Requirements. Copy out every line of the items below without any changes, leaving out the pictures.

Material supplied.
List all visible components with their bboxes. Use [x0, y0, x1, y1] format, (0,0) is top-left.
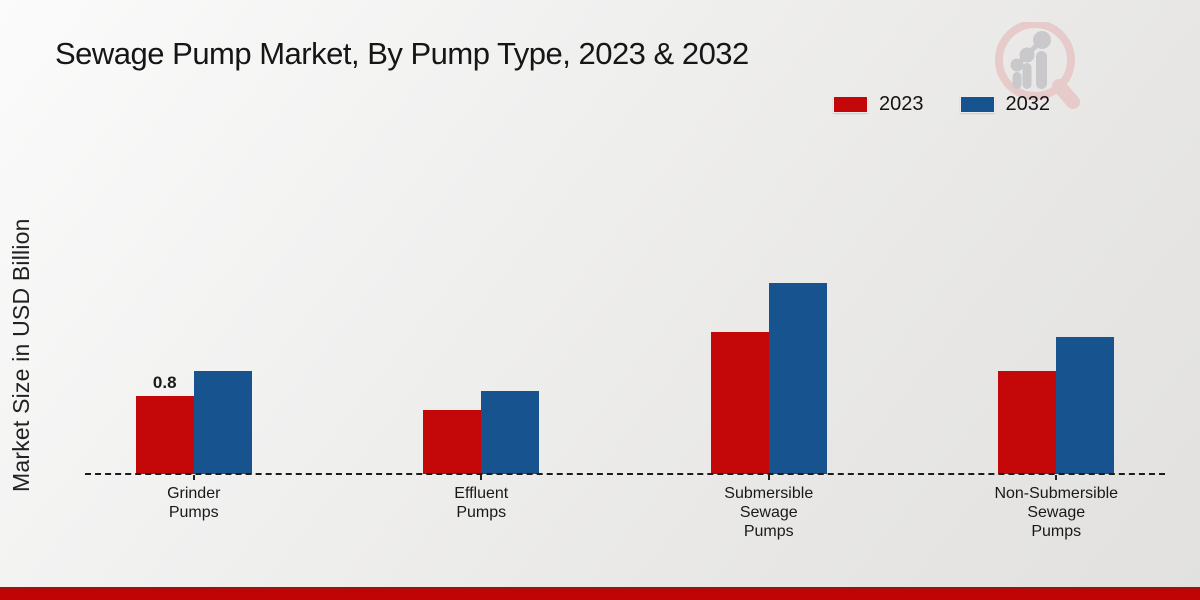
- bar-2032-effluent-pumps: [481, 391, 540, 474]
- legend-swatch-2023: [833, 96, 868, 113]
- x-axis-tick: [767, 475, 770, 480]
- bars-grinder-pumps: 0.8: [135, 371, 252, 474]
- legend-swatch-2032: [959, 96, 995, 113]
- bar-value-label: 0.8: [152, 373, 177, 392]
- bar-2032-submersible-sewage-pumps: [768, 283, 827, 474]
- page-title: Sewage Pump Market, By Pump Type, 2023 &…: [55, 36, 749, 71]
- watermark-svg: [995, 20, 1080, 109]
- legend: 2023 2032: [833, 93, 1050, 116]
- bar-2023-effluent-pumps: [423, 410, 482, 474]
- x-axis-baseline: [85, 473, 1165, 475]
- bars-non-submersible-sewage-pumps: [998, 337, 1115, 474]
- bars-submersible-sewage-pumps: [710, 283, 827, 474]
- magnifier-bar-chart-watermark-icon: [988, 20, 1084, 122]
- x-axis-tick: [192, 475, 195, 480]
- footer-accent-bar: [0, 587, 1200, 600]
- bar-2032-non-submersible-sewage-pumps: [1056, 337, 1115, 474]
- y-axis-title: Market Size in USD Billion: [8, 218, 34, 492]
- bar-group-non-submersible-sewage-pumps: Non-Submersible Sewage Pumps: [913, 0, 1200, 600]
- x-axis-tick: [1055, 475, 1058, 480]
- bar-group-grinder-pumps: 0.8 Grinder Pumps: [50, 0, 338, 600]
- bar-2032-grinder-pumps: [193, 371, 252, 474]
- category-label-non-submersible-sewage-pumps: Non-Submersible Sewage Pumps: [994, 485, 1119, 540]
- legend-item-2023: 2023: [833, 93, 924, 116]
- category-label-grinder-pumps: Grinder Pumps: [167, 485, 221, 521]
- x-axis-tick: [480, 475, 483, 480]
- legend-label: 2032: [1005, 93, 1051, 115]
- bar-2023-grinder-pumps: 0.8: [135, 373, 194, 474]
- bar-2023-submersible-sewage-pumps: [710, 332, 769, 474]
- plot-area: 0.8 Grinder Pumps Effluent Pumps Submersibl…: [50, 0, 1200, 600]
- legend-label: 2023: [879, 93, 924, 115]
- bar-group-submersible-sewage-pumps: Submersible Sewage Pumps: [625, 0, 913, 600]
- bars-effluent-pumps: [423, 391, 540, 474]
- bar-2023-non-submersible-sewage-pumps: [998, 371, 1057, 474]
- category-label-submersible-sewage-pumps: Submersible Sewage Pumps: [724, 485, 814, 540]
- category-label-effluent-pumps: Effluent Pumps: [454, 485, 509, 521]
- bar-group-effluent-pumps: Effluent Pumps: [338, 0, 626, 600]
- legend-item-2032: 2032: [959, 93, 1051, 116]
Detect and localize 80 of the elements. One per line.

Full output.
List all visible components with their bboxes. Use [x0, y0, x1, y1] format, (0,0) is top-left.
- bar-2032-effluent-pumps: [481, 391, 540, 474]
- legend-swatch-2023: [833, 96, 868, 113]
- x-axis-tick: [767, 475, 770, 480]
- bars-grinder-pumps: 0.8: [135, 371, 252, 474]
- legend-swatch-2032: [959, 96, 995, 113]
- bar-value-label: 0.8: [152, 373, 177, 392]
- bar-2032-submersible-sewage-pumps: [768, 283, 827, 474]
- page-title: Sewage Pump Market, By Pump Type, 2023 &…: [55, 36, 749, 71]
- watermark-svg: [995, 20, 1080, 109]
- legend: 2023 2032: [833, 93, 1050, 116]
- bar-2023-effluent-pumps: [423, 410, 482, 474]
- x-axis-baseline: [85, 473, 1165, 475]
- bars-non-submersible-sewage-pumps: [998, 337, 1115, 474]
- bars-submersible-sewage-pumps: [710, 283, 827, 474]
- magnifier-bar-chart-watermark-icon: [988, 20, 1084, 122]
- x-axis-tick: [192, 475, 195, 480]
- footer-accent-bar: [0, 587, 1200, 600]
- bar-2032-non-submersible-sewage-pumps: [1056, 337, 1115, 474]
- y-axis-title: Market Size in USD Billion: [8, 218, 34, 492]
- bar-group-non-submersible-sewage-pumps: Non-Submersible Sewage Pumps: [913, 0, 1200, 600]
- x-axis-tick: [1055, 475, 1058, 480]
- bar-group-grinder-pumps: 0.8 Grinder Pumps: [50, 0, 338, 600]
- bar-2032-grinder-pumps: [193, 371, 252, 474]
- category-label-non-submersible-sewage-pumps: Non-Submersible Sewage Pumps: [994, 485, 1119, 540]
- legend-item-2023: 2023: [833, 93, 924, 116]
- category-label-grinder-pumps: Grinder Pumps: [167, 485, 221, 521]
- x-axis-tick: [480, 475, 483, 480]
- legend-label: 2032: [1005, 93, 1051, 115]
- bar-2023-grinder-pumps: 0.8: [135, 373, 194, 474]
- bar-2023-submersible-sewage-pumps: [710, 332, 769, 474]
- plot-area: 0.8 Grinder Pumps Effluent Pumps Submersibl…: [50, 0, 1200, 600]
- legend-label: 2023: [879, 93, 924, 115]
- bar-group-submersible-sewage-pumps: Submersible Sewage Pumps: [625, 0, 913, 600]
- bars-effluent-pumps: [423, 391, 540, 474]
- bar-2023-non-submersible-sewage-pumps: [998, 371, 1057, 474]
- category-label-submersible-sewage-pumps: Submersible Sewage Pumps: [724, 485, 814, 540]
- category-label-effluent-pumps: Effluent Pumps: [454, 485, 509, 521]
- bar-group-effluent-pumps: Effluent Pumps: [338, 0, 626, 600]
- legend-item-2032: 2032: [959, 93, 1051, 116]
Detect and localize 80 of the elements. One per line.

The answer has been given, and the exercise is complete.